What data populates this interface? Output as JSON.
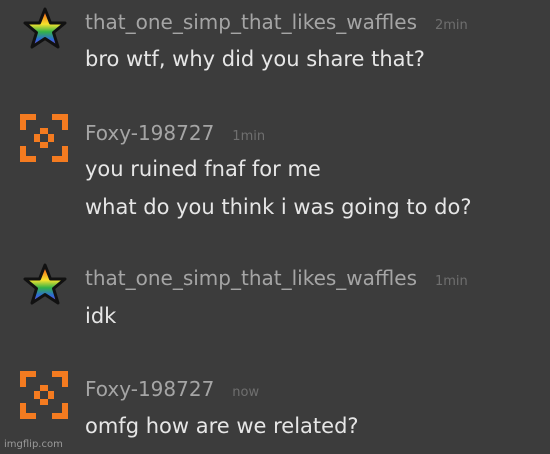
{
  "messages": [
    {
      "username": "that_one_simp_that_likes_waffles",
      "time": "2min",
      "avatar_icon": "rainbow-star-icon",
      "lines": [
        "bro wtf, why did you share that?"
      ]
    },
    {
      "username": "Foxy-198727",
      "time": "1min",
      "avatar_icon": "orange-bracket-icon",
      "lines": [
        "you ruined fnaf for me",
        "what do you think i was going to do?"
      ]
    },
    {
      "username": "that_one_simp_that_likes_waffles",
      "time": "1min",
      "avatar_icon": "rainbow-star-icon",
      "lines": [
        "idk"
      ]
    },
    {
      "username": "Foxy-198727",
      "time": "now",
      "avatar_icon": "orange-bracket-icon",
      "lines": [
        "omfg how are we related?"
      ]
    }
  ],
  "watermark": "imgflip.com",
  "colors": {
    "background": "#3c3c3c",
    "username": "#a5a5a5",
    "timestamp": "#6f6f6f",
    "text": "#e6e6e6",
    "orange_avatar": "#f47b20"
  }
}
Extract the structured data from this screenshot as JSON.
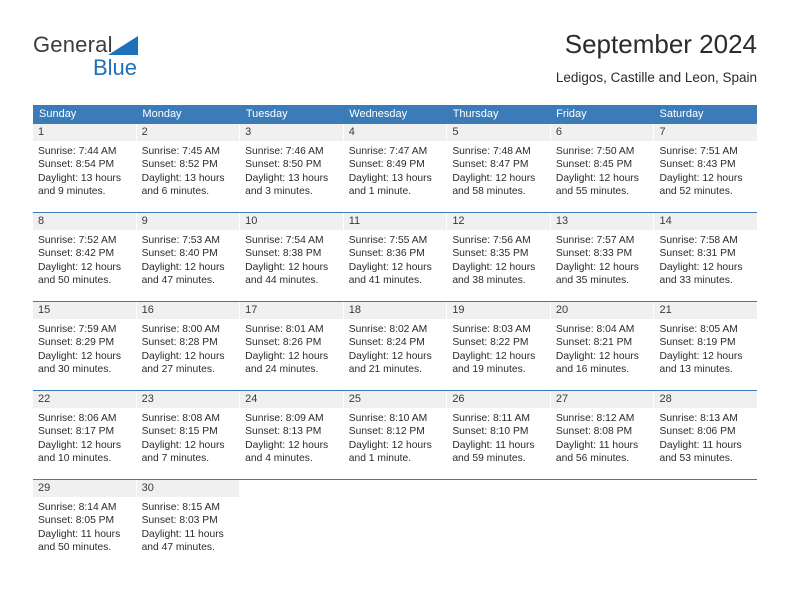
{
  "brand": {
    "name_part1": "General",
    "name_part2": "Blue",
    "accent_color": "#1d71b8"
  },
  "header": {
    "title": "September 2024",
    "subtitle": "Ledigos, Castille and Leon, Spain"
  },
  "calendar": {
    "header_bg_color": "#3b7cb8",
    "day_band_color": "#f0f0f0",
    "weekdays": [
      "Sunday",
      "Monday",
      "Tuesday",
      "Wednesday",
      "Thursday",
      "Friday",
      "Saturday"
    ],
    "weeks": [
      [
        {
          "day": "1",
          "sunrise": "Sunrise: 7:44 AM",
          "sunset": "Sunset: 8:54 PM",
          "daylight_line1": "Daylight: 13 hours",
          "daylight_line2": "and 9 minutes."
        },
        {
          "day": "2",
          "sunrise": "Sunrise: 7:45 AM",
          "sunset": "Sunset: 8:52 PM",
          "daylight_line1": "Daylight: 13 hours",
          "daylight_line2": "and 6 minutes."
        },
        {
          "day": "3",
          "sunrise": "Sunrise: 7:46 AM",
          "sunset": "Sunset: 8:50 PM",
          "daylight_line1": "Daylight: 13 hours",
          "daylight_line2": "and 3 minutes."
        },
        {
          "day": "4",
          "sunrise": "Sunrise: 7:47 AM",
          "sunset": "Sunset: 8:49 PM",
          "daylight_line1": "Daylight: 13 hours",
          "daylight_line2": "and 1 minute."
        },
        {
          "day": "5",
          "sunrise": "Sunrise: 7:48 AM",
          "sunset": "Sunset: 8:47 PM",
          "daylight_line1": "Daylight: 12 hours",
          "daylight_line2": "and 58 minutes."
        },
        {
          "day": "6",
          "sunrise": "Sunrise: 7:50 AM",
          "sunset": "Sunset: 8:45 PM",
          "daylight_line1": "Daylight: 12 hours",
          "daylight_line2": "and 55 minutes."
        },
        {
          "day": "7",
          "sunrise": "Sunrise: 7:51 AM",
          "sunset": "Sunset: 8:43 PM",
          "daylight_line1": "Daylight: 12 hours",
          "daylight_line2": "and 52 minutes."
        }
      ],
      [
        {
          "day": "8",
          "sunrise": "Sunrise: 7:52 AM",
          "sunset": "Sunset: 8:42 PM",
          "daylight_line1": "Daylight: 12 hours",
          "daylight_line2": "and 50 minutes."
        },
        {
          "day": "9",
          "sunrise": "Sunrise: 7:53 AM",
          "sunset": "Sunset: 8:40 PM",
          "daylight_line1": "Daylight: 12 hours",
          "daylight_line2": "and 47 minutes."
        },
        {
          "day": "10",
          "sunrise": "Sunrise: 7:54 AM",
          "sunset": "Sunset: 8:38 PM",
          "daylight_line1": "Daylight: 12 hours",
          "daylight_line2": "and 44 minutes."
        },
        {
          "day": "11",
          "sunrise": "Sunrise: 7:55 AM",
          "sunset": "Sunset: 8:36 PM",
          "daylight_line1": "Daylight: 12 hours",
          "daylight_line2": "and 41 minutes."
        },
        {
          "day": "12",
          "sunrise": "Sunrise: 7:56 AM",
          "sunset": "Sunset: 8:35 PM",
          "daylight_line1": "Daylight: 12 hours",
          "daylight_line2": "and 38 minutes."
        },
        {
          "day": "13",
          "sunrise": "Sunrise: 7:57 AM",
          "sunset": "Sunset: 8:33 PM",
          "daylight_line1": "Daylight: 12 hours",
          "daylight_line2": "and 35 minutes."
        },
        {
          "day": "14",
          "sunrise": "Sunrise: 7:58 AM",
          "sunset": "Sunset: 8:31 PM",
          "daylight_line1": "Daylight: 12 hours",
          "daylight_line2": "and 33 minutes."
        }
      ],
      [
        {
          "day": "15",
          "sunrise": "Sunrise: 7:59 AM",
          "sunset": "Sunset: 8:29 PM",
          "daylight_line1": "Daylight: 12 hours",
          "daylight_line2": "and 30 minutes."
        },
        {
          "day": "16",
          "sunrise": "Sunrise: 8:00 AM",
          "sunset": "Sunset: 8:28 PM",
          "daylight_line1": "Daylight: 12 hours",
          "daylight_line2": "and 27 minutes."
        },
        {
          "day": "17",
          "sunrise": "Sunrise: 8:01 AM",
          "sunset": "Sunset: 8:26 PM",
          "daylight_line1": "Daylight: 12 hours",
          "daylight_line2": "and 24 minutes."
        },
        {
          "day": "18",
          "sunrise": "Sunrise: 8:02 AM",
          "sunset": "Sunset: 8:24 PM",
          "daylight_line1": "Daylight: 12 hours",
          "daylight_line2": "and 21 minutes."
        },
        {
          "day": "19",
          "sunrise": "Sunrise: 8:03 AM",
          "sunset": "Sunset: 8:22 PM",
          "daylight_line1": "Daylight: 12 hours",
          "daylight_line2": "and 19 minutes."
        },
        {
          "day": "20",
          "sunrise": "Sunrise: 8:04 AM",
          "sunset": "Sunset: 8:21 PM",
          "daylight_line1": "Daylight: 12 hours",
          "daylight_line2": "and 16 minutes."
        },
        {
          "day": "21",
          "sunrise": "Sunrise: 8:05 AM",
          "sunset": "Sunset: 8:19 PM",
          "daylight_line1": "Daylight: 12 hours",
          "daylight_line2": "and 13 minutes."
        }
      ],
      [
        {
          "day": "22",
          "sunrise": "Sunrise: 8:06 AM",
          "sunset": "Sunset: 8:17 PM",
          "daylight_line1": "Daylight: 12 hours",
          "daylight_line2": "and 10 minutes."
        },
        {
          "day": "23",
          "sunrise": "Sunrise: 8:08 AM",
          "sunset": "Sunset: 8:15 PM",
          "daylight_line1": "Daylight: 12 hours",
          "daylight_line2": "and 7 minutes."
        },
        {
          "day": "24",
          "sunrise": "Sunrise: 8:09 AM",
          "sunset": "Sunset: 8:13 PM",
          "daylight_line1": "Daylight: 12 hours",
          "daylight_line2": "and 4 minutes."
        },
        {
          "day": "25",
          "sunrise": "Sunrise: 8:10 AM",
          "sunset": "Sunset: 8:12 PM",
          "daylight_line1": "Daylight: 12 hours",
          "daylight_line2": "and 1 minute."
        },
        {
          "day": "26",
          "sunrise": "Sunrise: 8:11 AM",
          "sunset": "Sunset: 8:10 PM",
          "daylight_line1": "Daylight: 11 hours",
          "daylight_line2": "and 59 minutes."
        },
        {
          "day": "27",
          "sunrise": "Sunrise: 8:12 AM",
          "sunset": "Sunset: 8:08 PM",
          "daylight_line1": "Daylight: 11 hours",
          "daylight_line2": "and 56 minutes."
        },
        {
          "day": "28",
          "sunrise": "Sunrise: 8:13 AM",
          "sunset": "Sunset: 8:06 PM",
          "daylight_line1": "Daylight: 11 hours",
          "daylight_line2": "and 53 minutes."
        }
      ],
      [
        {
          "day": "29",
          "sunrise": "Sunrise: 8:14 AM",
          "sunset": "Sunset: 8:05 PM",
          "daylight_line1": "Daylight: 11 hours",
          "daylight_line2": "and 50 minutes."
        },
        {
          "day": "30",
          "sunrise": "Sunrise: 8:15 AM",
          "sunset": "Sunset: 8:03 PM",
          "daylight_line1": "Daylight: 11 hours",
          "daylight_line2": "and 47 minutes."
        },
        {
          "day": "",
          "sunrise": "",
          "sunset": "",
          "daylight_line1": "",
          "daylight_line2": ""
        },
        {
          "day": "",
          "sunrise": "",
          "sunset": "",
          "daylight_line1": "",
          "daylight_line2": ""
        },
        {
          "day": "",
          "sunrise": "",
          "sunset": "",
          "daylight_line1": "",
          "daylight_line2": ""
        },
        {
          "day": "",
          "sunrise": "",
          "sunset": "",
          "daylight_line1": "",
          "daylight_line2": ""
        },
        {
          "day": "",
          "sunrise": "",
          "sunset": "",
          "daylight_line1": "",
          "daylight_line2": ""
        }
      ]
    ]
  }
}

*-*-*

What to work on =
Determine how many lines above contain "this" as a word or string. Give the number alone.

Finished task =
2